• _Data for processing_
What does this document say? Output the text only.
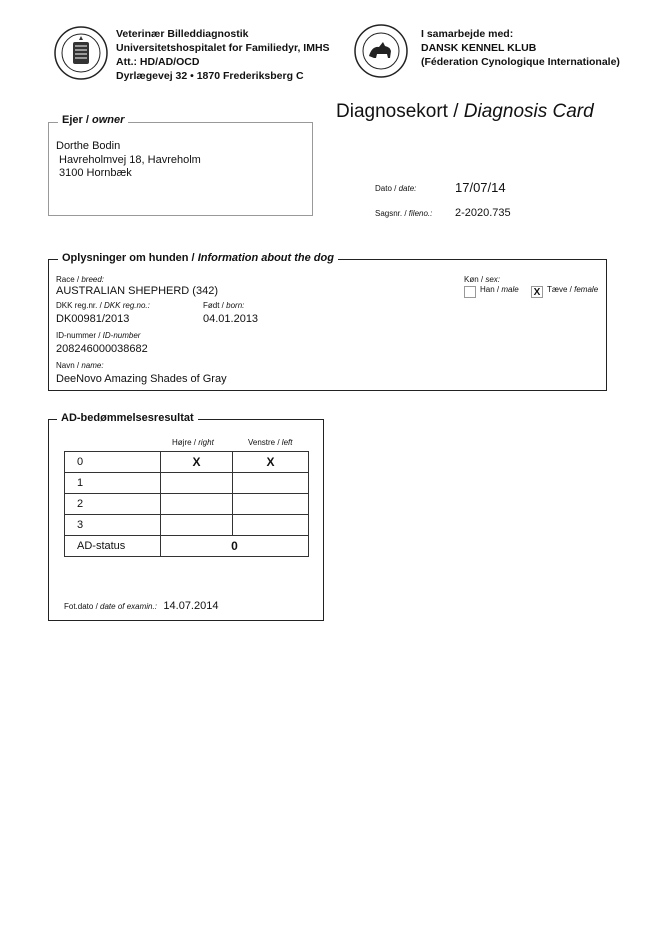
Veterinær Billeddiagnostik
Universitetshospitalet for Familiedyr, IMHS
Att.: HD/AD/OCD
Dyrlægevej 32 • 1870 Frederiksberg C
I samarbejde med:
DANSK KENNEL KLUB
(Féderation Cynologique Internationale)
Diagnosekort / Diagnosis Card
Ejer / owner
Dorthe Bodin
Havreholmvej 18, Havreholm
3100 Hornbæk
Dato / date:	17/07/14
Sagsnr. / fileno.: 2-2020.735
Oplysninger om hunden / Information about the dog
Race / breed:
AUSTRALIAN SHEPHERD (342)
DKK reg.nr. / DKK reg.no.:
DK00981/2013
Født / born:
04.01.2013
ID-nummer / ID-number
208246000038682
Navn / name:
DeeNovo Amazing Shades of Gray
Køn / sex:
Han / male X Tæve / female
AD-bedømmelsesresultat
Højre / right	Venstre / left
0	X	X
1		
2		
3		
AD-status	0	
Fot.dato / date of examin.: 14.07.2014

• _Exercise_
Make an exact copy of the records shown above, without the pictures.

• _Expected output_
What does this document say? Output the text only.
Veterinær Billeddiagnostik
Universitetshospitalet for Familiedyr, IMHS
Att.: HD/AD/OCD
Dyrlægevej 32 • 1870 Frederiksberg C
I samarbejde med:
DANSK KENNEL KLUB
(Féderation Cynologique Internationale)
Diagnosekort / Diagnosis Card
Ejer / owner
Dorthe Bodin
Havreholmvej 18, Havreholm
3100 Hornbæk
Dato / date:	17/07/14
Sagsnr. / fileno.: 2-2020.735
Oplysninger om hunden / Information about the dog
Race / breed:
AUSTRALIAN SHEPHERD (342)
DKK reg.nr. / DKK reg.no.:
DK00981/2013
Født / born:
04.01.2013
ID-nummer / ID-number
208246000038682
Navn / name:
DeeNovo Amazing Shades of Gray
Køn / sex:
Han / male X Tæve / female
AD-bedømmelsesresultat
Højre / right	Venstre / left
0	X	X
1		
2		
3		
AD-status	0	
Fot.dato / date of examin.: 14.07.2014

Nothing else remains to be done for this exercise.